What the task requires ->
Pick out every line that holds the string "Faculty" and copy it.

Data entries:
++++++++++

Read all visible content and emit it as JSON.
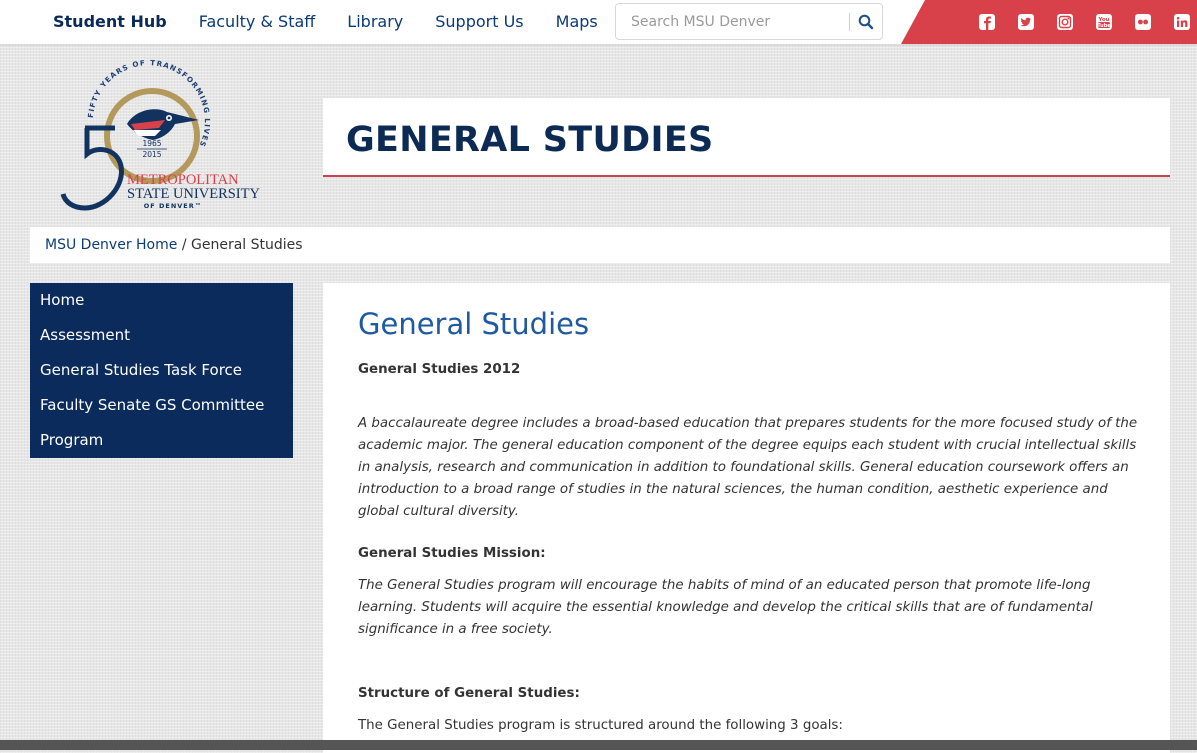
{
  "nav": {
    "items": [
      "Student Hub",
      "Faculty & Staff",
      "Library",
      "Support Us",
      "Maps"
    ]
  },
  "search": {
    "placeholder": "Search MSU Denver"
  },
  "social": {
    "icons": [
      "facebook-icon",
      "twitter-icon",
      "instagram-icon",
      "youtube-icon",
      "flickr-icon",
      "linkedin-icon"
    ],
    "youtube_text": "You Tube"
  },
  "logo": {
    "ring_text": "FIFTY YEARS OF TRANSFORMING LIVES",
    "years_start": "1965",
    "years_end": "2015",
    "line1": "METROPOLITAN",
    "line2": "STATE UNIVERSITY",
    "line3": "OF DENVER™"
  },
  "page": {
    "title": "GENERAL STUDIES"
  },
  "breadcrumb": {
    "home": "MSU Denver Home",
    "sep": " / ",
    "current": "General Studies"
  },
  "sidebar": {
    "items": [
      "Home",
      "Assessment",
      "General Studies Task Force",
      "Faculty Senate GS Committee",
      "Program"
    ]
  },
  "content": {
    "heading": "General Studies",
    "subtitle": "General Studies 2012",
    "intro": "A baccalaureate degree includes a broad-based education that prepares students for the more focused study of the academic major.  The general education component of the degree equips each student with crucial intellectual skills in analysis, research and communication in addition to foundational skills.  General education coursework offers an introduction to a broad range of studies in the natural sciences, the human condition, aesthetic experience and global cultural diversity.",
    "mission_heading": "General Studies Mission:",
    "mission_text": "The General Studies program will encourage the habits of mind of an educated person that promote life-long learning. Students will acquire the essential knowledge and develop the critical skills that are of fundamental significance in a free society.",
    "structure_heading": "Structure of General Studies:",
    "structure_text": "The General Studies program is structured around the following 3 goals:"
  },
  "colors": {
    "navy": "#0a2b5b",
    "red": "#d9414a",
    "link": "#1f5aa0",
    "gold": "#b39a5c"
  }
}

++++++++++

Task result ->
      "Faculty & Staff",
      "Faculty Senate GS Committee",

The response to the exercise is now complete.